- _Given problem_
Count, in the entries below, the lines in which "thumbs" occurs. Give the number, nothing more.

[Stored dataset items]
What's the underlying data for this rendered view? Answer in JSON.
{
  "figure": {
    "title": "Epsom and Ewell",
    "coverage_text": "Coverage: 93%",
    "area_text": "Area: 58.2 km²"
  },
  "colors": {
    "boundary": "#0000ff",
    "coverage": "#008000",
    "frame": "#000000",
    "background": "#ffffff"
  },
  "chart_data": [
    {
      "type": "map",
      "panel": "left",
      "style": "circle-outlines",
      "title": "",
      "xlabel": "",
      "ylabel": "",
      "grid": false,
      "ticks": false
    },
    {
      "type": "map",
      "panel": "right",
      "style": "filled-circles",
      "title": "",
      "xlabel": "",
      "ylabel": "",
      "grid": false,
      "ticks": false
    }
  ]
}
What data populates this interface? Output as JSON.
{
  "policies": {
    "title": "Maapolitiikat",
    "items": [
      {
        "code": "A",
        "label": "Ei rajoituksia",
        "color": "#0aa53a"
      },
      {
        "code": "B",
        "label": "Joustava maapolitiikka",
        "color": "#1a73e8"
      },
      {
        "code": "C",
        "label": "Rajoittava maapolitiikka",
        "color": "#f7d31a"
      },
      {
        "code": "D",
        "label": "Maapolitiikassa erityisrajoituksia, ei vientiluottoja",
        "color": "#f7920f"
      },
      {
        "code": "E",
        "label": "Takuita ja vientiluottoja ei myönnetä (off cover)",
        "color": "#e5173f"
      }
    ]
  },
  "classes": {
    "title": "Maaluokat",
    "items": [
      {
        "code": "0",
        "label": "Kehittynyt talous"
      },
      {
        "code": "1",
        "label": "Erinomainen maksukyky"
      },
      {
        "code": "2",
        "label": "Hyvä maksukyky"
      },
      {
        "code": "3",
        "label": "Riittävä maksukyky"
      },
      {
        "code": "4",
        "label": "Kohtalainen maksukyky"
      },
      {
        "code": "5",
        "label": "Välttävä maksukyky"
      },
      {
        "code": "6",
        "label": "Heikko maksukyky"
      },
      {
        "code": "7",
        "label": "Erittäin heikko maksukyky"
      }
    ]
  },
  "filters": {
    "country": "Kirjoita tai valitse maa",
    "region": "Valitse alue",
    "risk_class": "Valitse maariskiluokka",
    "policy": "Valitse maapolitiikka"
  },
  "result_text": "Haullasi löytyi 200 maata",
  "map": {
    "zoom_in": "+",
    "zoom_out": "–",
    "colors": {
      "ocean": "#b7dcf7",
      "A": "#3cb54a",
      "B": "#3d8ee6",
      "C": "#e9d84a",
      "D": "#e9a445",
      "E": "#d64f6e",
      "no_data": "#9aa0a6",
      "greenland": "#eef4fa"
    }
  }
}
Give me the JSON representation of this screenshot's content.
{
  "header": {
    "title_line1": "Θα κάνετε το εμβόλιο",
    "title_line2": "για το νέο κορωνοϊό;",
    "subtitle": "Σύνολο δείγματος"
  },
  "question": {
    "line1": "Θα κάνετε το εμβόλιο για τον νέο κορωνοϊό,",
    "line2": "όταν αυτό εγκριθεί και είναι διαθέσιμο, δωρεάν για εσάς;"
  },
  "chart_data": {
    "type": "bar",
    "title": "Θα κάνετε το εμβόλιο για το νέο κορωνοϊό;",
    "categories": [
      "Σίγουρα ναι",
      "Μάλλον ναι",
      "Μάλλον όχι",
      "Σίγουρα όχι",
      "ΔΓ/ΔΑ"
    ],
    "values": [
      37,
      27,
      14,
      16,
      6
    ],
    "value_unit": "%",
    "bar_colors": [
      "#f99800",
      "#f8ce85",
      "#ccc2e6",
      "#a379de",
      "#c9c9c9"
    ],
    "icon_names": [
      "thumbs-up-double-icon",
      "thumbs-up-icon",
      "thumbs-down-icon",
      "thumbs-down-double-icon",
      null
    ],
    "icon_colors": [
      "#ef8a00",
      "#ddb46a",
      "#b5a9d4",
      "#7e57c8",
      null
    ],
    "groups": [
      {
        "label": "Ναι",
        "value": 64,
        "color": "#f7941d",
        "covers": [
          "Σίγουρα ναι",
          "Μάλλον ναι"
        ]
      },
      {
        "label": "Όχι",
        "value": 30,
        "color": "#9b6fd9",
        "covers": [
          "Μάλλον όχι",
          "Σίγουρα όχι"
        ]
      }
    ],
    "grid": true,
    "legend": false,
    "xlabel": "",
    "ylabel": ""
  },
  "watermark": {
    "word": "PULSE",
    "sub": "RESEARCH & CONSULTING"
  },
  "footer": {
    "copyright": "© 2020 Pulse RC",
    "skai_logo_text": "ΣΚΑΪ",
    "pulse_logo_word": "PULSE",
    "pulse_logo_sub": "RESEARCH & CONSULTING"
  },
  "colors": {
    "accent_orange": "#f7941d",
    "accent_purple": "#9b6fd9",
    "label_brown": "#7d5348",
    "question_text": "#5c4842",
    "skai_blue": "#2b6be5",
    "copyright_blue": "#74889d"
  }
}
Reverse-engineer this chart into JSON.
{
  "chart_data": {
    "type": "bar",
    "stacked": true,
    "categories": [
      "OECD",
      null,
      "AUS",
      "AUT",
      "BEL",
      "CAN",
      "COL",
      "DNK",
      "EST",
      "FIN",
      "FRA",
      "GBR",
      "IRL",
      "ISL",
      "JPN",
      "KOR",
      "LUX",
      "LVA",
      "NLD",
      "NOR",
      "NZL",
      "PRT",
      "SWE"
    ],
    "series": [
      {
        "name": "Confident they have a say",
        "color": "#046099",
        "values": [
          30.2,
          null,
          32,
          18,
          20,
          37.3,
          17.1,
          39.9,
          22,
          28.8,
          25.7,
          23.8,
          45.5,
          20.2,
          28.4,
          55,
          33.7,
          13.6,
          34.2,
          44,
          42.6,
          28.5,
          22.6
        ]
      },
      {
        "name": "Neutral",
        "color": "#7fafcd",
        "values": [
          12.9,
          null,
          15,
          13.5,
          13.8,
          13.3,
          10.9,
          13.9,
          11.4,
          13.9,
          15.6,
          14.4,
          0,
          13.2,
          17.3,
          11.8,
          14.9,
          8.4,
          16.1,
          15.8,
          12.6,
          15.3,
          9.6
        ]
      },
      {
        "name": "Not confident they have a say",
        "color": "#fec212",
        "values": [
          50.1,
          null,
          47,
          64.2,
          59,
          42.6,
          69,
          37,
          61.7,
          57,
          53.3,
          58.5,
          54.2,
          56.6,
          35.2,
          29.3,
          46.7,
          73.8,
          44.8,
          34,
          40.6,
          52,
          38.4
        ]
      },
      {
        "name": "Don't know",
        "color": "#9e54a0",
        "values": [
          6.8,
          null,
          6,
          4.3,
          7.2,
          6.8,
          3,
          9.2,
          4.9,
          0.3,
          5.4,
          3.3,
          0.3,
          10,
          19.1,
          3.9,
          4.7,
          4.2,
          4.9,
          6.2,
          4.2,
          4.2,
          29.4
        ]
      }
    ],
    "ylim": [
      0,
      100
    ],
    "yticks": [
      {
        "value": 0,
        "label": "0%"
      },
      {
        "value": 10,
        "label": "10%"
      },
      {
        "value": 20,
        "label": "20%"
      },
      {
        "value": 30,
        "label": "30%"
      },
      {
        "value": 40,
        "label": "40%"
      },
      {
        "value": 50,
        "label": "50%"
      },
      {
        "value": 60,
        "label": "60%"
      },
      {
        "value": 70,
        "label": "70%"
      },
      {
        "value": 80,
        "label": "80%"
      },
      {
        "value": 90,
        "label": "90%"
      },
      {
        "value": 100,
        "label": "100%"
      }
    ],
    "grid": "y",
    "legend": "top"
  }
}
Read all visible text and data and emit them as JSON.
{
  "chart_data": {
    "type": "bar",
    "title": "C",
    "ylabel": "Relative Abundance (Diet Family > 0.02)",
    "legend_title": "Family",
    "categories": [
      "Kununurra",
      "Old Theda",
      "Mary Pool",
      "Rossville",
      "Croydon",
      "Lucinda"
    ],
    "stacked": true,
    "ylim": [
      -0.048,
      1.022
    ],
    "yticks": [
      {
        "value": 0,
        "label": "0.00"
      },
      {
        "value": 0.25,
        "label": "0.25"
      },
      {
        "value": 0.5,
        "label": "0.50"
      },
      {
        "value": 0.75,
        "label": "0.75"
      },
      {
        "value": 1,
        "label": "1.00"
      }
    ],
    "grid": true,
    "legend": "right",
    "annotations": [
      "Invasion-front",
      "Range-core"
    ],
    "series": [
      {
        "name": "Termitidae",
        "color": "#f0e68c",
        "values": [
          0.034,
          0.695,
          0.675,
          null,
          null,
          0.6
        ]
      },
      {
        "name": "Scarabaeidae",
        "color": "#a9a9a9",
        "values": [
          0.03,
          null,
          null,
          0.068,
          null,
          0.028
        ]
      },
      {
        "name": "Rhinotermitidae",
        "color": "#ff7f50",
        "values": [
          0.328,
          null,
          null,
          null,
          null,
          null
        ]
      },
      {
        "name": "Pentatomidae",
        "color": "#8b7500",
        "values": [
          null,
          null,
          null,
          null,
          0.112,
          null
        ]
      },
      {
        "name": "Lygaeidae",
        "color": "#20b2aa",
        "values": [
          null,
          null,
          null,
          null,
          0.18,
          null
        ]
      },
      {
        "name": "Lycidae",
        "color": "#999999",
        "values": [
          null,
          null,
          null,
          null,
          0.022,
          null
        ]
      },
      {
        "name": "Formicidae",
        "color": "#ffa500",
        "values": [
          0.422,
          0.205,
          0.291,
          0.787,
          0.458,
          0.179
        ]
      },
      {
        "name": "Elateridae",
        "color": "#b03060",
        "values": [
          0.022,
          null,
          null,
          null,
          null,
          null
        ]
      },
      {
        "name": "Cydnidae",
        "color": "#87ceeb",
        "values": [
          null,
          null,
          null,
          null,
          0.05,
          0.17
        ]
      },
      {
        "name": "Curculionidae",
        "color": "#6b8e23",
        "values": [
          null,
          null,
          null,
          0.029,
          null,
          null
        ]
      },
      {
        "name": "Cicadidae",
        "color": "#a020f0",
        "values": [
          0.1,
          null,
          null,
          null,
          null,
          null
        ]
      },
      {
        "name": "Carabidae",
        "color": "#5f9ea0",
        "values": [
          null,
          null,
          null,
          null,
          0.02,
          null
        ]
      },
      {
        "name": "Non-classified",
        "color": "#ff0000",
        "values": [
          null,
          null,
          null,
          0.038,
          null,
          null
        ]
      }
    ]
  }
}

- _Reply to the task_
4